─── ENTRIES SHOWN ───
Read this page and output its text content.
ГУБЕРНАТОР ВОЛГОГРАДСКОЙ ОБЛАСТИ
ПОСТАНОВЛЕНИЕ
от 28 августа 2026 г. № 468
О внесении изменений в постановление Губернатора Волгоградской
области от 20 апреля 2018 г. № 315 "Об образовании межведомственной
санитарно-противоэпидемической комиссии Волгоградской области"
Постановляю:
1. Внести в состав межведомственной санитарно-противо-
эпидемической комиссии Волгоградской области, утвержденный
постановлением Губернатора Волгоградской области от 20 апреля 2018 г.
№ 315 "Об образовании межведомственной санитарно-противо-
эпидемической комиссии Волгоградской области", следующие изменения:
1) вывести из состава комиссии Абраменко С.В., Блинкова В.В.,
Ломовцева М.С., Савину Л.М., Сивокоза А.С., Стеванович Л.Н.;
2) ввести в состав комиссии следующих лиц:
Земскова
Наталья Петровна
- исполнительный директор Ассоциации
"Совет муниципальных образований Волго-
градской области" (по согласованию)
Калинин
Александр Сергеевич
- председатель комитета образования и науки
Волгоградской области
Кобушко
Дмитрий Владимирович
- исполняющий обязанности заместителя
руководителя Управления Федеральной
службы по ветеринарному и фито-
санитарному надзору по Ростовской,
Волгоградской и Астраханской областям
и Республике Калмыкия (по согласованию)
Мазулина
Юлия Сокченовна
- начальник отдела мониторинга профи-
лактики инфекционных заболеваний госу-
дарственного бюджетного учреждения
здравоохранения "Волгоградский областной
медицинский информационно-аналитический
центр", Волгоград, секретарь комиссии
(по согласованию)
───
Extract the full listing and reproduce each line exactly.

# ANSWER FOR THIS EXERCISE
Read this page and output its text content.
ГУБЕРНАТОР ВОЛГОГРАДСКОЙ ОБЛАСТИ
ПОСТАНОВЛЕНИЕ
от 28 августа 2026 г. № 468
О внесении изменений в постановление Губернатора Волгоградской
области от 20 апреля 2018 г. № 315 "Об образовании межведомственной
санитарно-противоэпидемической комиссии Волгоградской области"
Постановляю:
1. Внести в состав межведомственной санитарно-противо-
эпидемической комиссии Волгоградской области, утвержденный
постановлением Губернатора Волгоградской области от 20 апреля 2018 г.
№ 315 "Об образовании межведомственной санитарно-противо-
эпидемической комиссии Волгоградской области", следующие изменения:
1) вывести из состава комиссии Абраменко С.В., Блинкова В.В.,
Ломовцева М.С., Савину Л.М., Сивокоза А.С., Стеванович Л.Н.;
2) ввести в состав комиссии следующих лиц:
Земскова
Наталья Петровна
- исполнительный директор Ассоциации
"Совет муниципальных образований Волго-
градской области" (по согласованию)
Калинин
Александр Сергеевич
- председатель комитета образования и науки
Волгоградской области
Кобушко
Дмитрий Владимирович
- исполняющий обязанности заместителя
руководителя Управления Федеральной
службы по ветеринарному и фито-
санитарному надзору по Ростовской,
Волгоградской и Астраханской областям
и Республике Калмыкия (по согласованию)
Мазулина
Юлия Сокченовна
- начальник отдела мониторинга профи-
лактики инфекционных заболеваний госу-
дарственного бюджетного учреждения
здравоохранения "Волгоградский областной
медицинский информационно-аналитический
центр", Волгоград, секретарь комиссии
(по согласованию)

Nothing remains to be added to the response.